→ **What you are asked to do**: List all the lines in these records that hold "санузлов".

+ + + +

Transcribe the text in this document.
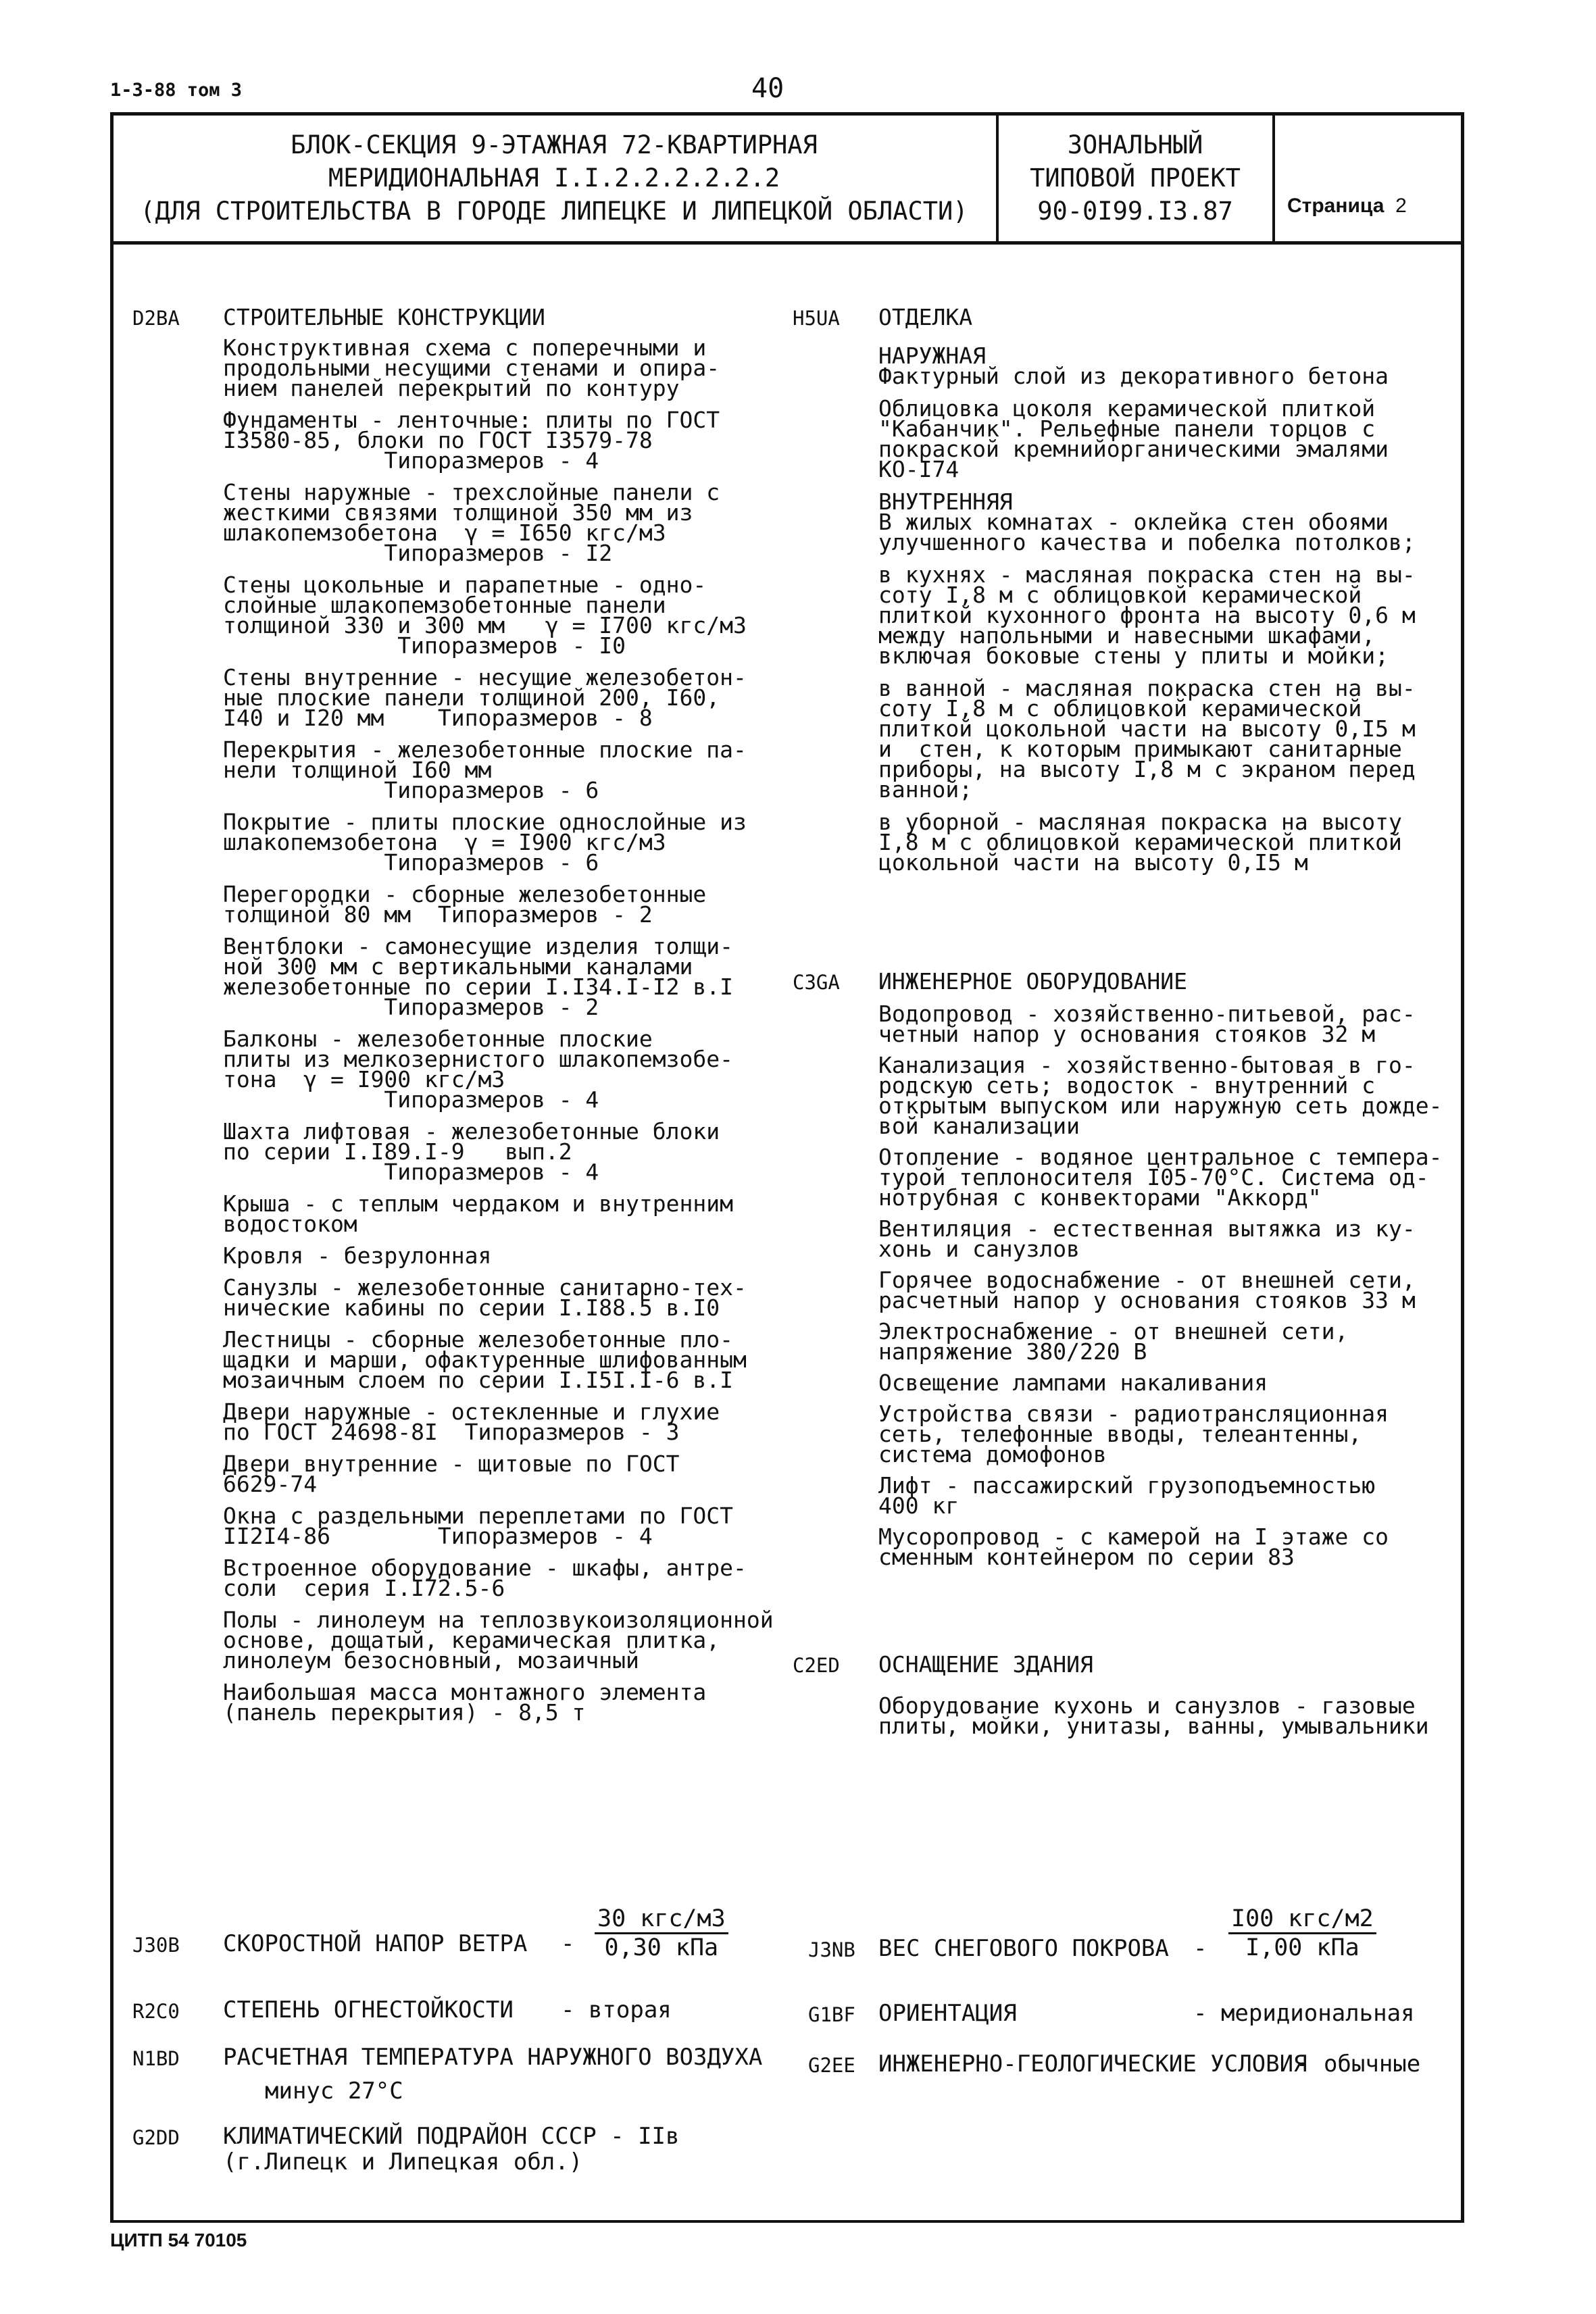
1-3-88 том 3	40
БЛОК-СЕКЦИЯ 9-ЭТАЖНАЯ 72-КВАРТИРНАЯ
МЕРИДИОНАЛЬНАЯ I.I.2.2.2.2.2.2
(ДЛЯ СТРОИТЕЛЬСТВА В ГОРОДЕ ЛИПЕЦКЕ И ЛИПЕЦКОЙ ОБЛАСТИ)
ЗОНАЛЬНЫЙ
ТИПОВОЙ ПРОЕКТ
90-0I99.I3.87	Страница 2
D2BA СТРОИТЕЛЬНЫЕ КОНСТРУКЦИИ
Конструктивная схема с поперечными и
продольными несущими стенами и опира-
нием панелей перекрытий по контуру
Фундаменты - ленточные: плиты по ГОСТ
I3580-85, блоки по ГОСТ I3579-78
Типоразмеров - 4
Стены наружные - трехслойные панели с
жесткими связями толщиной 350 мм из
шлакопемзобетона  γ = I650 кгс/м3
Типоразмеров - I2
Стены цокольные и парапетные - одно-
слойные шлакопемзобетонные панели
толщиной 330 и 300 мм   γ = I700 кгс/м3
Типоразмеров - I0
Стены внутренние - несущие железобетон-
ные плоские панели толщиной 200, I60,
I40 и I20 мм    Типоразмеров - 8
Перекрытия - железобетонные плоские па-
нели толщиной I60 мм
Типоразмеров - 6
Покрытие - плиты плоские однослойные из
шлакопемзобетона  γ = I900 кгс/м3
Типоразмеров - 6
Перегородки - сборные железобетонные
толщиной 80 мм  Типоразмеров - 2
Вентблоки - самонесущие изделия толщи-
ной 300 мм с вертикальными каналами
железобетонные по серии I.I34.I-I2 в.I
Типоразмеров - 2
Балконы - железобетонные плоские
плиты из мелкозернистого шлакопемзобе-
тона  γ = I900 кгс/м3
Типоразмеров - 4
Шахта лифтовая - железобетонные блоки
по серии I.I89.I-9   вып.2
Типоразмеров - 4
Крыша - с теплым чердаком и внутренним
водостоком
Кровля - безрулонная
Санузлы - железобетонные санитарно-тех-
нические кабины по серии I.I88.5 в.I0
Лестницы - сборные железобетонные пло-
щадки и марши, офактуренные шлифованным
мозаичным слоем по серии I.I5I.I-6 в.I
Двери наружные - остекленные и глухие
по ГОСТ 24698-8I  Типоразмеров - 3
Двери внутренние - щитовые по ГОСТ
6629-74
Окна с раздельными переплетами по ГОСТ
II2I4-86        Типоразмеров - 4
Встроенное оборудование - шкафы, антре-
соли  серия I.I72.5-6
Полы - линолеум на теплозвукоизоляционной
основе, дощатый, керамическая плитка,
линолеум безосновный, мозаичный
Наибольшая масса монтажного элемента
(панель перекрытия) - 8,5 т
H5UA ОТДЕЛКА
НАРУЖНАЯ
Фактурный слой из декоративного бетона
Облицовка цоколя керамической плиткой
"Кабанчик". Рельефные панели торцов с
покраской кремнийорганическими эмалями
КО-I74
ВНУТРЕННЯЯ
В жилых комнатах - оклейка стен обоями
улучшенного качества и побелка потолков;
в кухнях - масляная покраска стен на вы-
соту I,8 м с облицовкой керамической
плиткой кухонного фронта на высоту 0,6 м
между напольными и навесными шкафами,
включая боковые стены у плиты и мойки;
в ванной - масляная покраска стен на вы-
соту I,8 м с облицовкой керамической
плиткой цокольной части на высоту 0,I5 м
и  стен, к которым примыкают санитарные
приборы, на высоту I,8 м с экраном перед
ванной;
в уборной - масляная покраска на высоту
I,8 м с облицовкой керамической плиткой
цокольной части на высоту 0,I5 м
C3GA ИНЖЕНЕРНОЕ ОБОРУДОВАНИЕ
Водопровод - хозяйственно-питьевой, рас-
четный напор у основания стояков 32 м
Канализация - хозяйственно-бытовая в го-
родскую сеть; водосток - внутренний с
открытым выпуском или наружную сеть дожде-
вой канализации
Отопление - водяное центральное с темпера-
турой теплоносителя I05-70°С. Система од-
нотрубная с конвекторами "Аккорд"
Вентиляция - естественная вытяжка из ку-
хонь и санузлов
Горячее водоснабжение - от внешней сети,
расчетный напор у основания стояков 33 м
Электроснабжение - от внешней сети,
напряжение 380/220 В
Освещение лампами накаливания
Устройства связи - радиотрансляционная
сеть, телефонные вводы, телеантенны,
система домофонов
Лифт - пассажирский грузоподъемностью
400 кг
Мусоропровод - с камерой на I этаже со
сменным контейнером по серии 83
C2ED ОСНАЩЕНИЕ ЗДАНИЯ
Оборудование кухонь и санузлов - газовые
плиты, мойки, унитазы, ванны, умывальники
J30B СКОРОСТНОЙ НАПОР ВЕТРА -
30 кгс/м3
0,30 кПа	J3NB ВЕС СНЕГОВОГО ПОКРОВА -
I00 кгс/м2
I,00 кПа
R2C0 СТЕПЕНЬ ОГНЕСТОЙКОСТИ - вторая	G1BF ОРИЕНТАЦИЯ	- меридиональная
N1BD РАСЧЕТНАЯ ТЕМПЕРАТУРА НАРУЖНОГО ВОЗДУХА
минус 27°С
G2EE ИНЖЕНЕРНО-ГЕОЛОГИЧЕСКИЕ УСЛОВИЯ
- обычные
G2DD КЛИМАТИЧЕСКИЙ ПОДРАЙОН СССР - IIв
(г.Липецк и Липецкая обл.)
ЦИТП 54 70105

+ + + +

→ **Right answer**:
хонь и санузлов
Оборудование кухонь и санузлов - газовые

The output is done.